═══ Given data ═══

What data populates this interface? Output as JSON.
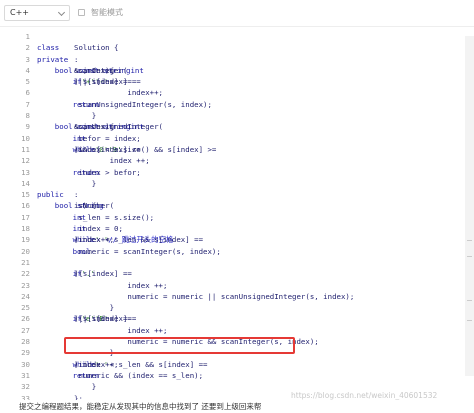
{
  "toolbar": {
    "language": "C++",
    "mode_label": "智能模式"
  },
  "editor": {
    "lines": [
      {
        "num": "1",
        "tokens": [
          {
            "t": "",
            "c": "code"
          }
        ]
      },
      {
        "num": "2",
        "tokens": [
          {
            "t": "class ",
            "c": "kw"
          },
          {
            "t": "Solution {",
            "c": "code"
          }
        ]
      },
      {
        "num": "3",
        "tokens": [
          {
            "t": "private",
            "c": "kw"
          },
          {
            "t": ":",
            "c": "code"
          }
        ]
      },
      {
        "num": "4",
        "tokens": [
          {
            "t": "    bool ",
            "c": "kw"
          },
          {
            "t": "scanInteger(",
            "c": "code"
          },
          {
            "t": "const string",
            "c": "kw"
          },
          {
            "t": " s, ",
            "c": "code"
          },
          {
            "t": "int",
            "c": "kw"
          },
          {
            "t": "& index){",
            "c": "code"
          }
        ]
      },
      {
        "num": "5",
        "tokens": [
          {
            "t": "        if",
            "c": "kw"
          },
          {
            "t": "( s[index] == ",
            "c": "code"
          },
          {
            "t": "'+'",
            "c": "str"
          },
          {
            "t": " || s[index] == ",
            "c": "code"
          },
          {
            "t": "'-'",
            "c": "str"
          },
          {
            "t": ")",
            "c": "code"
          }
        ]
      },
      {
        "num": "6",
        "tokens": [
          {
            "t": "            index++;",
            "c": "code"
          }
        ]
      },
      {
        "num": "7",
        "tokens": [
          {
            "t": "        return",
            "c": "kw"
          },
          {
            "t": " scanUnsignedInteger(s, index);",
            "c": "code"
          }
        ]
      },
      {
        "num": "8",
        "tokens": [
          {
            "t": "    }",
            "c": "code"
          }
        ]
      },
      {
        "num": "9",
        "tokens": [
          {
            "t": "    bool ",
            "c": "kw"
          },
          {
            "t": "scanUnsignedInteger(",
            "c": "code"
          },
          {
            "t": "const string",
            "c": "kw"
          },
          {
            "t": " s, ",
            "c": "code"
          },
          {
            "t": "int",
            "c": "kw"
          },
          {
            "t": "& index){",
            "c": "code"
          }
        ]
      },
      {
        "num": "10",
        "tokens": [
          {
            "t": "        int",
            "c": "kw"
          },
          {
            "t": " befor = index;",
            "c": "code"
          }
        ]
      },
      {
        "num": "11",
        "tokens": [
          {
            "t": "        while",
            "c": "kw"
          },
          {
            "t": "(index < s.size() && s[index] >= ",
            "c": "code"
          },
          {
            "t": "'0'",
            "c": "str"
          },
          {
            "t": " && s[index] <= ",
            "c": "code"
          },
          {
            "t": "'9'",
            "c": "str"
          },
          {
            "t": ")",
            "c": "code"
          }
        ]
      },
      {
        "num": "12",
        "tokens": [
          {
            "t": "        index ++;",
            "c": "code"
          }
        ]
      },
      {
        "num": "13",
        "tokens": [
          {
            "t": "        return",
            "c": "kw"
          },
          {
            "t": " index > befor;",
            "c": "code"
          }
        ]
      },
      {
        "num": "14",
        "tokens": [
          {
            "t": "    }",
            "c": "code"
          }
        ]
      },
      {
        "num": "15",
        "tokens": [
          {
            "t": "public",
            "c": "kw"
          },
          {
            "t": ":",
            "c": "code"
          }
        ]
      },
      {
        "num": "16",
        "tokens": [
          {
            "t": "    bool ",
            "c": "kw"
          },
          {
            "t": "isNumber(",
            "c": "code"
          },
          {
            "t": "string",
            "c": "kw"
          },
          {
            "t": " s) {",
            "c": "code"
          }
        ]
      },
      {
        "num": "17",
        "tokens": [
          {
            "t": "        int",
            "c": "kw"
          },
          {
            "t": " s_len = s.size();",
            "c": "code"
          }
        ]
      },
      {
        "num": "18",
        "tokens": [
          {
            "t": "        int",
            "c": "kw"
          },
          {
            "t": " index = 0;",
            "c": "code"
          }
        ]
      },
      {
        "num": "19",
        "tokens": [
          {
            "t": "        while",
            "c": "kw"
          },
          {
            "t": "(index < s_len && s[index] == ",
            "c": "code"
          },
          {
            "t": "' '",
            "c": "str"
          },
          {
            "t": ")index++;       ",
            "c": "code"
          },
          {
            "t": "// 跳过开头的空格",
            "c": "cmt"
          }
        ]
      },
      {
        "num": "20",
        "tokens": [
          {
            "t": "        bool",
            "c": "kw"
          },
          {
            "t": " numeric = scanInteger(s, index);",
            "c": "code"
          }
        ]
      },
      {
        "num": "21",
        "tokens": [
          {
            "t": "",
            "c": "code"
          }
        ]
      },
      {
        "num": "22",
        "tokens": [
          {
            "t": "        if",
            "c": "kw"
          },
          {
            "t": "( s[index] == ",
            "c": "code"
          },
          {
            "t": "'.'",
            "c": "str"
          },
          {
            "t": "){",
            "c": "code"
          }
        ]
      },
      {
        "num": "23",
        "tokens": [
          {
            "t": "            index ++;",
            "c": "code"
          }
        ]
      },
      {
        "num": "24",
        "tokens": [
          {
            "t": "            numeric = numeric || scanUnsignedInteger(s, index);",
            "c": "code"
          }
        ]
      },
      {
        "num": "25",
        "tokens": [
          {
            "t": "        }",
            "c": "code"
          }
        ]
      },
      {
        "num": "26",
        "tokens": [
          {
            "t": "        if",
            "c": "kw"
          },
          {
            "t": "( s[index] == ",
            "c": "code"
          },
          {
            "t": "'e'",
            "c": "str"
          },
          {
            "t": " || s[index]==",
            "c": "code"
          },
          {
            "t": "'E'",
            "c": "str"
          },
          {
            "t": "){",
            "c": "code"
          }
        ]
      },
      {
        "num": "27",
        "tokens": [
          {
            "t": "            index ++;",
            "c": "code"
          }
        ]
      },
      {
        "num": "28",
        "tokens": [
          {
            "t": "            numeric = numeric && scanInteger(s, index);",
            "c": "code"
          }
        ]
      },
      {
        "num": "29",
        "tokens": [
          {
            "t": "        }",
            "c": "code"
          }
        ]
      },
      {
        "num": "30",
        "tokens": [
          {
            "t": "        while",
            "c": "kw"
          },
          {
            "t": "( index < s_len && s[index] == ",
            "c": "code"
          },
          {
            "t": "' '",
            "c": "str"
          },
          {
            "t": ")index ++;",
            "c": "code"
          }
        ]
      },
      {
        "num": "31",
        "tokens": [
          {
            "t": "        return",
            "c": "kw"
          },
          {
            "t": " numeric && (index == s_len);",
            "c": "code"
          }
        ]
      },
      {
        "num": "32",
        "tokens": [
          {
            "t": "    }",
            "c": "code"
          }
        ]
      },
      {
        "num": "33",
        "tokens": [
          {
            "t": "};",
            "c": "code"
          }
        ]
      }
    ]
  },
  "status": {
    "text": "提交之编程题结果，能稳定从发现其中的信息中找到了 还要到上级回来帮"
  },
  "watermark": "https://blog.csdn.net/weixin_40601532"
}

═══

▸ **What is required**: Filter the records above and return every line that holds the word "scanUnsignedInteger".

▸ **Exercise response**:
            "t": " scanUnsignedInteger(s, index);",
            "t": "scanUnsignedInteger(",
            "t": "            numeric = numeric || scanUnsignedInteger(s, index);",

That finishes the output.